*THE DATA*.

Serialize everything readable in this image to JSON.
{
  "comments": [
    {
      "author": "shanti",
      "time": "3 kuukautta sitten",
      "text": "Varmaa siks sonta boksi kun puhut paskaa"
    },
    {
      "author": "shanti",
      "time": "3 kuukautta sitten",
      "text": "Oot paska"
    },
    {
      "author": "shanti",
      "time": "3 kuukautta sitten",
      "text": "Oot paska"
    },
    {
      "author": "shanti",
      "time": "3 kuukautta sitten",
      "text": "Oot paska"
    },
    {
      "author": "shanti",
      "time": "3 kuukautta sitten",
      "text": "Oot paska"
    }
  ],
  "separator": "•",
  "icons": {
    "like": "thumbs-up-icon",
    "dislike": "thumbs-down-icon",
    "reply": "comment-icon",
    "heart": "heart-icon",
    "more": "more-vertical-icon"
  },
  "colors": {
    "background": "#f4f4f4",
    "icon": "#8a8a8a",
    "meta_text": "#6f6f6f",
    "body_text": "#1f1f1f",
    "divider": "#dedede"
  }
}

*WHAT THE TASK ASKS*.
Repeat all the records. Match each line exactly.

*REPLY TO THE TASK*.
Serialize everything readable in this image to JSON.
{
  "comments": [
    {
      "author": "shanti",
      "time": "3 kuukautta sitten",
      "text": "Varmaa siks sonta boksi kun puhut paskaa"
    },
    {
      "author": "shanti",
      "time": "3 kuukautta sitten",
      "text": "Oot paska"
    },
    {
      "author": "shanti",
      "time": "3 kuukautta sitten",
      "text": "Oot paska"
    },
    {
      "author": "shanti",
      "time": "3 kuukautta sitten",
      "text": "Oot paska"
    },
    {
      "author": "shanti",
      "time": "3 kuukautta sitten",
      "text": "Oot paska"
    }
  ],
  "separator": "•",
  "icons": {
    "like": "thumbs-up-icon",
    "dislike": "thumbs-down-icon",
    "reply": "comment-icon",
    "heart": "heart-icon",
    "more": "more-vertical-icon"
  },
  "colors": {
    "background": "#f4f4f4",
    "icon": "#8a8a8a",
    "meta_text": "#6f6f6f",
    "body_text": "#1f1f1f",
    "divider": "#dedede"
  }
}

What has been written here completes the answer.